Scan the records for the string "Medicinal"; copy each line where it occurs.

* DATASET
= = =
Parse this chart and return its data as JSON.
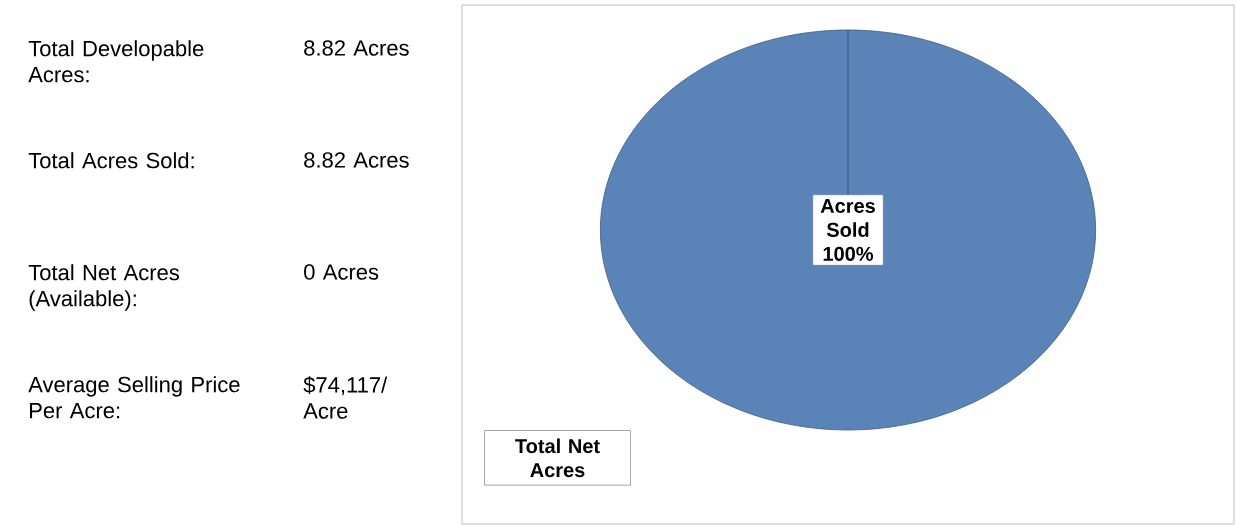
{
  "chart_data": [
    {
      "type": "other",
      "annotations": [
        "Total Developable Acres:",
        "8.82 Acres",
        "Total Acres Sold:",
        "8.82 Acres",
        "Total Net Acres (Available):",
        "0 Acres",
        "Average Selling Price Per Acre:",
        "$74,117/ Acre"
      ]
    },
    {
      "type": "pie",
      "title": "Total Net Acres",
      "categories": [
        "Acres Sold"
      ],
      "values": [
        100
      ],
      "value_labels": [
        "100%"
      ],
      "colors": [
        "#5a84b8"
      ]
    }
  ]
}
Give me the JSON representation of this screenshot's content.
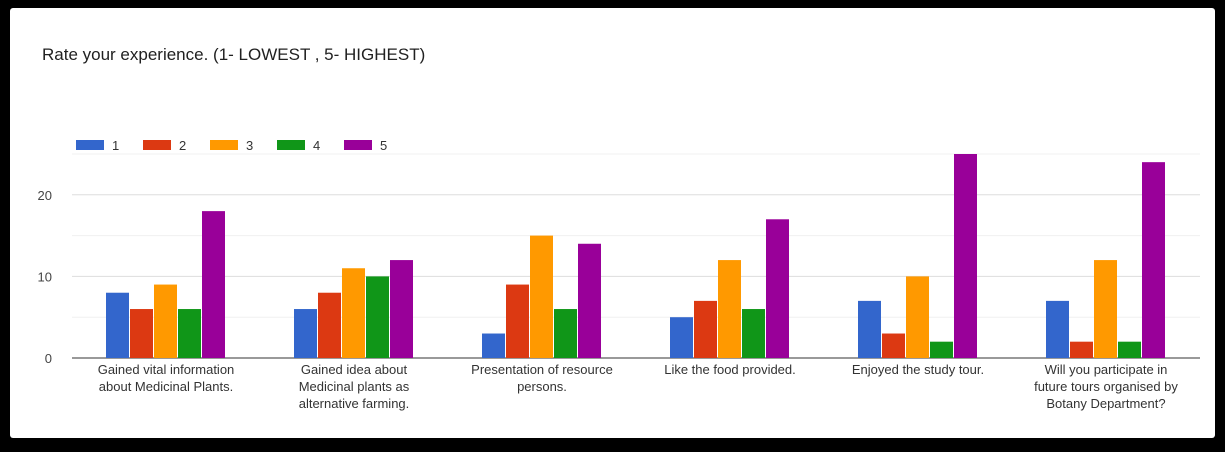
{
  "title": "Rate your experience. (1- LOWEST , 5- HIGHEST)",
  "chart_data": {
    "type": "bar",
    "title": "Rate your experience. (1- LOWEST , 5- HIGHEST)",
    "xlabel": "",
    "ylabel": "",
    "ylim": [
      0,
      25
    ],
    "yticks": [
      0,
      10,
      20
    ],
    "grid": true,
    "legend_position": "top-left",
    "categories": [
      [
        "Gained vital information",
        "about Medicinal Plants."
      ],
      [
        "Gained idea about",
        "Medicinal plants as",
        "alternative farming."
      ],
      [
        "Presentation of resource",
        "persons."
      ],
      [
        "Like the food provided."
      ],
      [
        "Enjoyed the study tour."
      ],
      [
        "Will you participate in",
        "future tours organised by",
        "Botany Department?"
      ]
    ],
    "series": [
      {
        "name": "1",
        "color": "#3366cc",
        "values": [
          8,
          6,
          3,
          5,
          7,
          7
        ]
      },
      {
        "name": "2",
        "color": "#dc3912",
        "values": [
          6,
          8,
          9,
          7,
          3,
          2
        ]
      },
      {
        "name": "3",
        "color": "#ff9900",
        "values": [
          9,
          11,
          15,
          12,
          10,
          12
        ]
      },
      {
        "name": "4",
        "color": "#109618",
        "values": [
          6,
          10,
          6,
          6,
          2,
          2
        ]
      },
      {
        "name": "5",
        "color": "#990099",
        "values": [
          18,
          12,
          14,
          17,
          25,
          24
        ]
      }
    ]
  }
}
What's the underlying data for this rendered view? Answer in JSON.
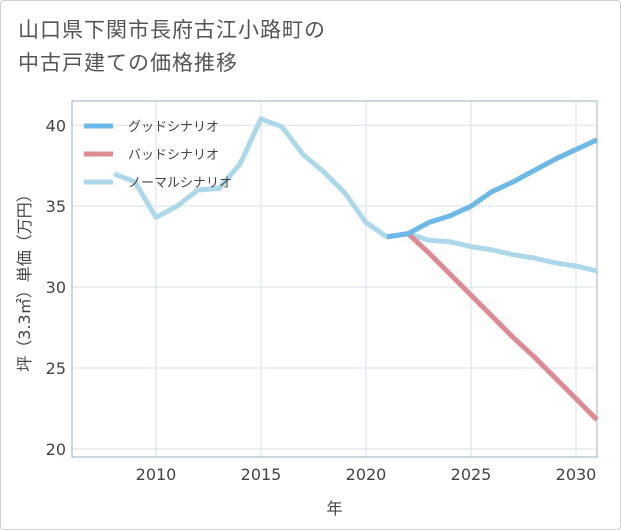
{
  "title": "山口県下関市長府古江小路町の\n中古戸建ての価格推移",
  "chart_data": {
    "type": "line",
    "xlabel": "年",
    "ylabel": "坪（3.3㎡）単価（万円）",
    "xlim": [
      2006,
      2031
    ],
    "ylim": [
      19.5,
      41.5
    ],
    "xticks": [
      2010,
      2015,
      2020,
      2025,
      2030
    ],
    "yticks": [
      20,
      25,
      30,
      35,
      40
    ],
    "grid": true,
    "legend_position": "top-left",
    "series": [
      {
        "name": "グッドシナリオ",
        "color": "#6cb8e8",
        "x": [
          2021,
          2022,
          2023,
          2024,
          2025,
          2026,
          2027,
          2028,
          2029,
          2030,
          2031
        ],
        "y": [
          33.1,
          33.3,
          34.0,
          34.4,
          35.0,
          35.9,
          36.5,
          37.2,
          37.9,
          38.5,
          39.1
        ]
      },
      {
        "name": "バッドシナリオ",
        "color": "#dd8a92",
        "x": [
          2021,
          2022,
          2023,
          2024,
          2025,
          2026,
          2027,
          2028,
          2029,
          2030,
          2031
        ],
        "y": [
          33.1,
          33.3,
          32.1,
          30.8,
          29.5,
          28.2,
          26.9,
          25.7,
          24.4,
          23.1,
          21.8
        ]
      },
      {
        "name": "ノーマルシナリオ",
        "color": "#add8ea",
        "x": [
          2008,
          2009,
          2010,
          2011,
          2012,
          2013,
          2014,
          2015,
          2016,
          2017,
          2018,
          2019,
          2020,
          2021,
          2022,
          2023,
          2024,
          2025,
          2026,
          2027,
          2028,
          2029,
          2030,
          2031
        ],
        "y": [
          37.0,
          36.5,
          34.3,
          35.0,
          36.0,
          36.1,
          37.6,
          40.4,
          39.9,
          38.2,
          37.1,
          35.8,
          34.0,
          33.1,
          33.3,
          32.9,
          32.8,
          32.5,
          32.3,
          32.0,
          31.8,
          31.5,
          31.3,
          31.0
        ]
      }
    ]
  }
}
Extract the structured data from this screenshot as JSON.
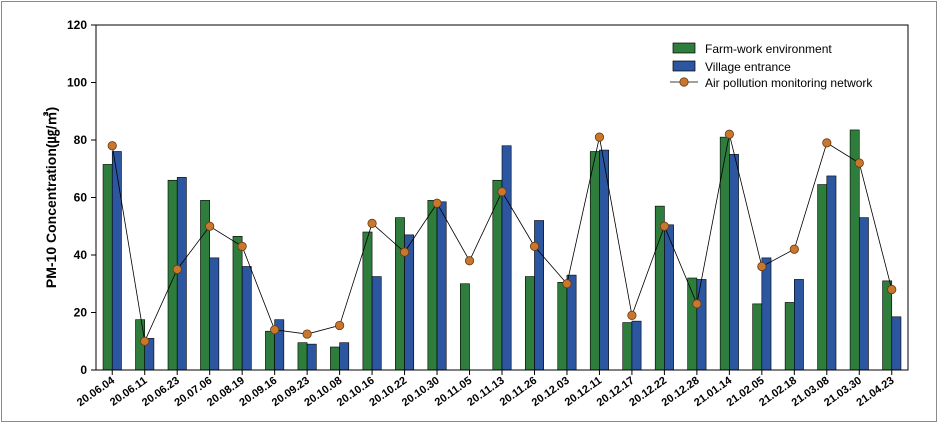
{
  "chart_data": {
    "type": "bar",
    "ylabel": "PM-10 Concentration(㎍/㎥)",
    "xlabel": "",
    "ylim": [
      0,
      120
    ],
    "yticks": [
      0,
      20,
      40,
      60,
      80,
      100,
      120
    ],
    "legend_position": "top-right",
    "categories": [
      "20.06.04",
      "20.06.11",
      "20.06.23",
      "20.07.06",
      "20.08.19",
      "20.09.16",
      "20.09.23",
      "20.10.08",
      "20.10.16",
      "20.10.22",
      "20.10.30",
      "20.11.05",
      "20.11.13",
      "20.11.26",
      "20.12.03",
      "20.12.11",
      "20.12.17",
      "20.12.22",
      "20.12.28",
      "21.01.14",
      "21.02.05",
      "21.02.18",
      "21.03.08",
      "21.03.30",
      "21.04.23"
    ],
    "series": [
      {
        "name": "Farm-work environment",
        "kind": "bar",
        "color": "#2e7d3c",
        "values": [
          71.5,
          17.5,
          66,
          59,
          46.5,
          13.5,
          9.5,
          8,
          48,
          53,
          59,
          30,
          66,
          32.5,
          30.5,
          76,
          16.5,
          57,
          32,
          81,
          23,
          23.5,
          64.5,
          83.5,
          31
        ]
      },
      {
        "name": "Village entrance",
        "kind": "bar",
        "color": "#2c56a0",
        "values": [
          76,
          11,
          67,
          39,
          36,
          17.5,
          9,
          9.5,
          32.5,
          47,
          58.5,
          null,
          78,
          52,
          33,
          76.5,
          17,
          50.5,
          31.5,
          75,
          39,
          31.5,
          67.5,
          53,
          18.5
        ]
      },
      {
        "name": "Air pollution monitoring network",
        "kind": "line",
        "color": "#c8782e",
        "values": [
          78,
          10,
          35,
          50,
          43,
          14,
          12.5,
          15.5,
          51,
          41,
          58,
          38,
          62,
          43,
          30,
          81,
          19,
          50,
          23,
          82,
          36,
          42,
          79,
          72,
          28
        ]
      }
    ]
  }
}
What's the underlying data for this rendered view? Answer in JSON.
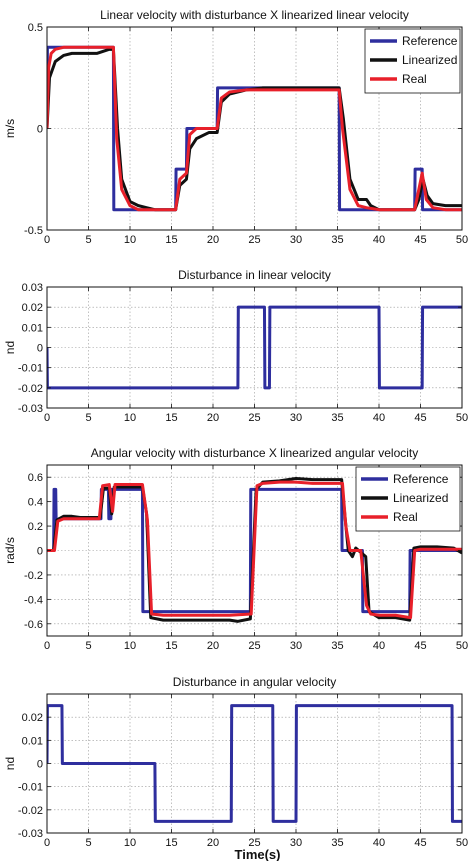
{
  "figure": {
    "xlabel": "Time(s)"
  },
  "chart_data": [
    {
      "type": "line",
      "title": "Linear velocity with disturbance X linearized linear velocity",
      "ylabel": "m/s",
      "xlabel": "",
      "xlim": [
        0,
        50
      ],
      "ylim": [
        -0.5,
        0.5
      ],
      "xticks": [
        0,
        5,
        10,
        15,
        20,
        25,
        30,
        35,
        40,
        45,
        50
      ],
      "yticks": [
        -0.5,
        0,
        0.5
      ],
      "grid": true,
      "legend": {
        "position": "top-right",
        "entries": [
          "Reference",
          "Linearized",
          "Real"
        ]
      },
      "series": [
        {
          "name": "Reference",
          "color": "#2e2e9e",
          "x": [
            0,
            0.05,
            8,
            8.05,
            15.5,
            15.55,
            16.8,
            16.85,
            20.5,
            20.55,
            35.2,
            35.25,
            44.3,
            44.35,
            45.2,
            45.25,
            50
          ],
          "y": [
            0,
            0.4,
            0.4,
            -0.4,
            -0.4,
            -0.2,
            -0.2,
            0,
            0,
            0.2,
            0.2,
            -0.4,
            -0.4,
            -0.2,
            -0.2,
            -0.4,
            -0.4
          ]
        },
        {
          "name": "Linearized",
          "color": "#111111",
          "x": [
            0,
            0.3,
            1,
            2,
            3,
            4,
            6,
            7.5,
            8,
            8.5,
            9,
            10,
            11,
            12,
            13,
            15.5,
            16,
            16.8,
            17.2,
            18,
            19.5,
            20.5,
            21,
            22,
            24,
            26,
            30,
            33,
            35.2,
            35.7,
            36.5,
            37.5,
            38.5,
            39,
            40,
            42,
            44.3,
            44.8,
            45.3,
            45.8,
            46.5,
            48,
            50
          ],
          "y": [
            0,
            0.25,
            0.33,
            0.36,
            0.37,
            0.37,
            0.37,
            0.39,
            0.39,
            0.0,
            -0.25,
            -0.36,
            -0.38,
            -0.39,
            -0.4,
            -0.4,
            -0.28,
            -0.25,
            -0.1,
            -0.05,
            -0.02,
            -0.02,
            0.13,
            0.17,
            0.19,
            0.2,
            0.2,
            0.2,
            0.2,
            0.05,
            -0.25,
            -0.35,
            -0.35,
            -0.38,
            -0.4,
            -0.4,
            -0.4,
            -0.35,
            -0.25,
            -0.33,
            -0.37,
            -0.38,
            -0.38
          ]
        },
        {
          "name": "Real",
          "color": "#e8202a",
          "x": [
            0,
            0.2,
            0.5,
            1,
            2,
            3,
            5,
            7.5,
            8,
            8.4,
            9,
            10,
            11,
            12,
            15.5,
            16,
            16.8,
            17.2,
            18,
            20.5,
            21,
            22,
            24,
            26,
            30,
            35.2,
            35.6,
            36.5,
            37.5,
            38.5,
            40,
            44.3,
            44.8,
            45.2,
            45.7,
            46.5,
            48,
            50
          ],
          "y": [
            0,
            0.3,
            0.37,
            0.39,
            0.4,
            0.4,
            0.4,
            0.4,
            0.4,
            -0.05,
            -0.3,
            -0.38,
            -0.4,
            -0.4,
            -0.4,
            -0.25,
            -0.22,
            -0.03,
            0,
            0,
            0.15,
            0.18,
            0.19,
            0.19,
            0.19,
            0.19,
            0.0,
            -0.3,
            -0.38,
            -0.39,
            -0.4,
            -0.4,
            -0.3,
            -0.22,
            -0.35,
            -0.39,
            -0.4,
            -0.4
          ]
        }
      ]
    },
    {
      "type": "line",
      "title": "Disturbance in linear velocity",
      "ylabel": "nd",
      "xlabel": "",
      "xlim": [
        0,
        50
      ],
      "ylim": [
        -0.03,
        0.03
      ],
      "xticks": [
        0,
        5,
        10,
        15,
        20,
        25,
        30,
        35,
        40,
        45,
        50
      ],
      "yticks": [
        -0.03,
        -0.02,
        -0.01,
        0,
        0.01,
        0.02,
        0.03
      ],
      "grid": true,
      "series": [
        {
          "name": "",
          "color": "#2e2e9e",
          "x": [
            0,
            0.05,
            23,
            23.05,
            26.2,
            26.25,
            26.8,
            26.85,
            40,
            40.05,
            45.2,
            45.25,
            50
          ],
          "y": [
            0,
            -0.02,
            -0.02,
            0.02,
            0.02,
            -0.02,
            -0.02,
            0.02,
            0.02,
            -0.02,
            -0.02,
            0.02,
            0.02
          ]
        }
      ]
    },
    {
      "type": "line",
      "title": "Angular velocity with disturbance X linearized angular velocity",
      "ylabel": "rad/s",
      "xlabel": "",
      "xlim": [
        0,
        50
      ],
      "ylim": [
        -0.7,
        0.7
      ],
      "xticks": [
        0,
        5,
        10,
        15,
        20,
        25,
        30,
        35,
        40,
        45,
        50
      ],
      "yticks": [
        -0.6,
        -0.4,
        -0.2,
        0,
        0.2,
        0.4,
        0.6
      ],
      "grid": true,
      "legend": {
        "position": "top-right",
        "entries": [
          "Reference",
          "Linearized",
          "Real"
        ]
      },
      "series": [
        {
          "name": "Reference",
          "color": "#2e2e9e",
          "x": [
            0,
            0.8,
            0.85,
            1.05,
            1.1,
            1.4,
            1.45,
            6.5,
            6.55,
            7.4,
            7.45,
            7.7,
            7.75,
            8.1,
            8.15,
            11.5,
            11.55,
            24.5,
            24.55,
            35.5,
            35.55,
            36.8,
            36.85,
            38,
            38.05,
            43.7,
            43.75,
            50
          ],
          "y": [
            0,
            0,
            0.5,
            0.5,
            0.25,
            0.25,
            0.26,
            0.26,
            0.5,
            0.5,
            0.26,
            0.26,
            0.5,
            0.5,
            0.5,
            0.5,
            -0.5,
            -0.5,
            0.5,
            0.5,
            0,
            0,
            0,
            0,
            -0.5,
            -0.5,
            0,
            0
          ]
        },
        {
          "name": "Linearized",
          "color": "#111111",
          "x": [
            0,
            0.8,
            1.2,
            2,
            3,
            4,
            5.5,
            6.4,
            6.8,
            7.5,
            7.8,
            8.1,
            8.5,
            11.5,
            12,
            12.5,
            14,
            16,
            20,
            22,
            23,
            24.5,
            25.2,
            26,
            28,
            30,
            32,
            35.5,
            35.8,
            36.3,
            36.8,
            37.2,
            38.4,
            38.8,
            40,
            42,
            43.7,
            44.2,
            45,
            47,
            49,
            50
          ],
          "y": [
            0,
            0,
            0.25,
            0.28,
            0.28,
            0.27,
            0.27,
            0.27,
            0.51,
            0.51,
            0.3,
            0.52,
            0.52,
            0.52,
            0.3,
            -0.55,
            -0.57,
            -0.57,
            -0.57,
            -0.57,
            -0.58,
            -0.56,
            0.5,
            0.56,
            0.57,
            0.59,
            0.58,
            0.58,
            0.35,
            0.0,
            -0.05,
            0.02,
            -0.05,
            -0.5,
            -0.55,
            -0.55,
            -0.57,
            0.02,
            0.03,
            0.03,
            0.02,
            -0.02
          ]
        },
        {
          "name": "Real",
          "color": "#e8202a",
          "x": [
            0,
            0.9,
            1.3,
            2,
            3,
            4,
            5.5,
            6.3,
            6.7,
            7.5,
            7.9,
            8.2,
            9,
            11.5,
            12.1,
            12.6,
            14,
            16,
            20,
            22,
            24.6,
            25.3,
            26,
            28,
            30,
            32,
            35.6,
            36,
            36.5,
            37.8,
            38.5,
            39,
            40,
            42,
            43.8,
            44.3,
            45,
            47,
            49,
            50
          ],
          "y": [
            0,
            0,
            0.24,
            0.26,
            0.26,
            0.26,
            0.26,
            0.26,
            0.53,
            0.54,
            0.32,
            0.54,
            0.54,
            0.54,
            0.25,
            -0.52,
            -0.53,
            -0.53,
            -0.53,
            -0.53,
            -0.52,
            0.53,
            0.55,
            0.56,
            0.56,
            0.55,
            0.55,
            0.2,
            0.0,
            0.0,
            -0.45,
            -0.52,
            -0.53,
            -0.53,
            -0.55,
            0.0,
            0.01,
            0.01,
            0.01,
            0.01
          ]
        }
      ]
    },
    {
      "type": "line",
      "title": "Disturbance in angular velocity",
      "ylabel": "nd",
      "xlabel": "Time(s)",
      "xlim": [
        0,
        50
      ],
      "ylim": [
        -0.03,
        0.03
      ],
      "xticks": [
        0,
        5,
        10,
        15,
        20,
        25,
        30,
        35,
        40,
        45,
        50
      ],
      "yticks": [
        -0.03,
        -0.02,
        -0.01,
        0,
        0.01,
        0.02
      ],
      "grid": true,
      "series": [
        {
          "name": "",
          "color": "#2e2e9e",
          "x": [
            0,
            0.05,
            1.8,
            1.85,
            13,
            13.05,
            22.2,
            22.25,
            27.2,
            27.25,
            30,
            30.05,
            48.8,
            48.85,
            50
          ],
          "y": [
            0,
            0.025,
            0.025,
            0,
            0,
            -0.025,
            -0.025,
            0.025,
            0.025,
            -0.025,
            -0.025,
            0.025,
            0.025,
            -0.025,
            -0.025
          ]
        }
      ]
    }
  ]
}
= = =
* ANSWER BELOW
        "about Medicinal Plants."
        "Medicinal plants as",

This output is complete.